RECORD EXCERPTS
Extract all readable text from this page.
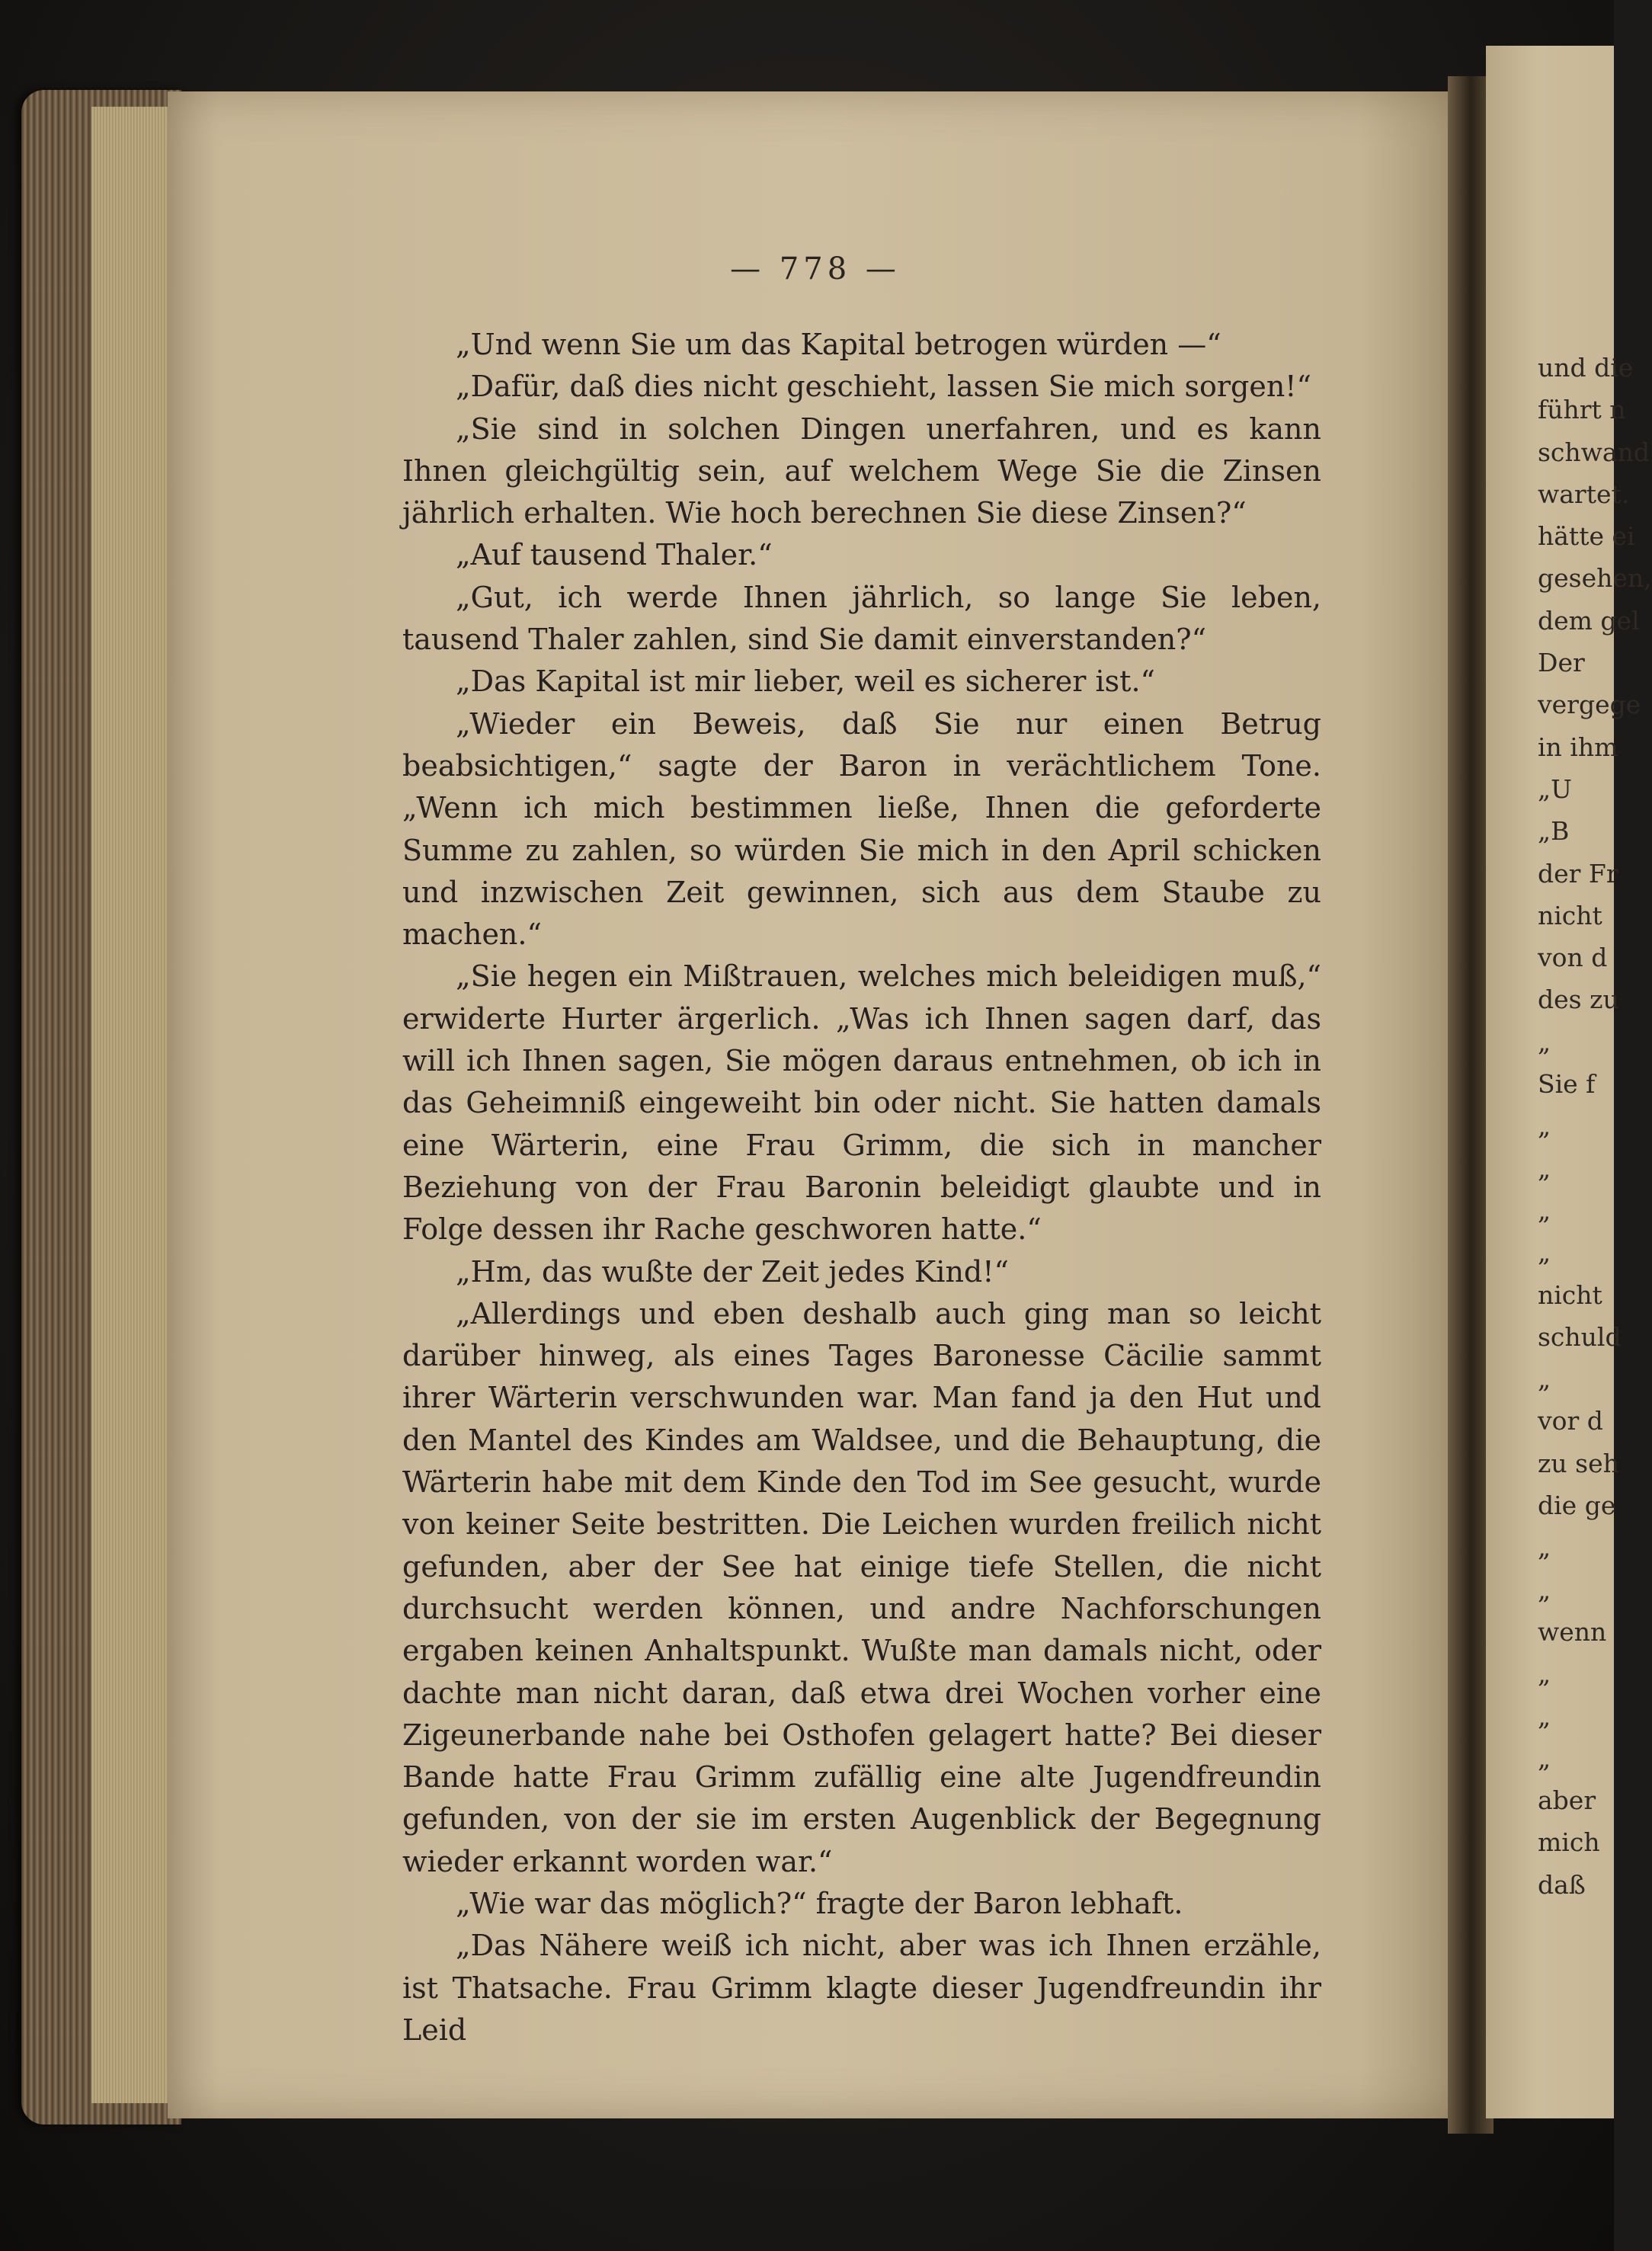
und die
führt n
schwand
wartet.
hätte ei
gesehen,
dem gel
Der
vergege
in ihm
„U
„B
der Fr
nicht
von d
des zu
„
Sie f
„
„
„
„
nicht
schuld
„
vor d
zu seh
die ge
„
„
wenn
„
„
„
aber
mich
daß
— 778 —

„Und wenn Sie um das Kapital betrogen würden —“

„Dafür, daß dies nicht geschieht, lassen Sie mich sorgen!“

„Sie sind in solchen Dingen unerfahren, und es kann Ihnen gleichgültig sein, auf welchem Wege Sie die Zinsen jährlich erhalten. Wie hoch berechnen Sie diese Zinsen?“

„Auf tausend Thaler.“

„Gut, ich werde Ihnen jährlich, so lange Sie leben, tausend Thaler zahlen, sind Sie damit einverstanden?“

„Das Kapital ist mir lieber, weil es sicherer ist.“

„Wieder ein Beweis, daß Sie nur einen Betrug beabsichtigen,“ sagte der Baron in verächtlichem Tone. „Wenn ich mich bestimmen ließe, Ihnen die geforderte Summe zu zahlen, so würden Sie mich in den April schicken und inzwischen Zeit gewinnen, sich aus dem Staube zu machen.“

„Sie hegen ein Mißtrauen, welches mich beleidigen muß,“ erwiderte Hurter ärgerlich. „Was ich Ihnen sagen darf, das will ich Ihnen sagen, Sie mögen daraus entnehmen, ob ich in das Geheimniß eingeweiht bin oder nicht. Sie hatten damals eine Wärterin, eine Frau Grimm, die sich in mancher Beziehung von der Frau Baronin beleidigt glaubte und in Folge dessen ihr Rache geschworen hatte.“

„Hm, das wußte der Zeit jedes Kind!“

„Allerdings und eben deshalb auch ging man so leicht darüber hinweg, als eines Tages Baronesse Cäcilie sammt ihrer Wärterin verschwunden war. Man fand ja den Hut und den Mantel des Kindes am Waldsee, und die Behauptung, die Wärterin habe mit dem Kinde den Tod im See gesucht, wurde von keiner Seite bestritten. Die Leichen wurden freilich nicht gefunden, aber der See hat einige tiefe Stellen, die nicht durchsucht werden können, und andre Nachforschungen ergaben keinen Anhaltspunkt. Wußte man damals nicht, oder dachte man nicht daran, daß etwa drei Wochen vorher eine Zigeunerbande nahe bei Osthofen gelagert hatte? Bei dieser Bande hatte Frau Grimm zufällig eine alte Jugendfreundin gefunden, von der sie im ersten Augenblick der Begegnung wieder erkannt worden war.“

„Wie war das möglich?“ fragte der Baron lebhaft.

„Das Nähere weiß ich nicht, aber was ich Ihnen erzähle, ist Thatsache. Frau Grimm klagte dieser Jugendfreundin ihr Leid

WHAT IS REQUIRED
In your copy of the listing above, reproduce each line exactly and omit all pictures.

TASK SOLUTION
Extract all readable text from this page.
und die
führt n
schwand
wartet.
hätte ei
gesehen,
dem gel
Der
vergege
in ihm
„U
„B
der Fr
nicht
von d
des zu
„
Sie f
„
„
„
„
nicht
schuld
„
vor d
zu seh
die ge
„
„
wenn
„
„
„
aber
mich
daß
— 778 —

„Und wenn Sie um das Kapital betrogen würden —“

„Dafür, daß dies nicht geschieht, lassen Sie mich sorgen!“

„Sie sind in solchen Dingen unerfahren, und es kann Ihnen gleichgültig sein, auf welchem Wege Sie die Zinsen jährlich erhalten. Wie hoch berechnen Sie diese Zinsen?“

„Auf tausend Thaler.“

„Gut, ich werde Ihnen jährlich, so lange Sie leben, tausend Thaler zahlen, sind Sie damit einverstanden?“

„Das Kapital ist mir lieber, weil es sicherer ist.“

„Wieder ein Beweis, daß Sie nur einen Betrug beabsichtigen,“ sagte der Baron in verächtlichem Tone. „Wenn ich mich bestimmen ließe, Ihnen die geforderte Summe zu zahlen, so würden Sie mich in den April schicken und inzwischen Zeit gewinnen, sich aus dem Staube zu machen.“

„Sie hegen ein Mißtrauen, welches mich beleidigen muß,“ erwiderte Hurter ärgerlich. „Was ich Ihnen sagen darf, das will ich Ihnen sagen, Sie mögen daraus entnehmen, ob ich in das Geheimniß eingeweiht bin oder nicht. Sie hatten damals eine Wärterin, eine Frau Grimm, die sich in mancher Beziehung von der Frau Baronin beleidigt glaubte und in Folge dessen ihr Rache geschworen hatte.“

„Hm, das wußte der Zeit jedes Kind!“

„Allerdings und eben deshalb auch ging man so leicht darüber hinweg, als eines Tages Baronesse Cäcilie sammt ihrer Wärterin verschwunden war. Man fand ja den Hut und den Mantel des Kindes am Waldsee, und die Behauptung, die Wärterin habe mit dem Kinde den Tod im See gesucht, wurde von keiner Seite bestritten. Die Leichen wurden freilich nicht gefunden, aber der See hat einige tiefe Stellen, die nicht durchsucht werden können, und andre Nachforschungen ergaben keinen Anhaltspunkt. Wußte man damals nicht, oder dachte man nicht daran, daß etwa drei Wochen vorher eine Zigeunerbande nahe bei Osthofen gelagert hatte? Bei dieser Bande hatte Frau Grimm zufällig eine alte Jugendfreundin gefunden, von der sie im ersten Augenblick der Begegnung wieder erkannt worden war.“

„Wie war das möglich?“ fragte der Baron lebhaft.

„Das Nähere weiß ich nicht, aber was ich Ihnen erzähle, ist Thatsache. Frau Grimm klagte dieser Jugendfreundin ihr Leid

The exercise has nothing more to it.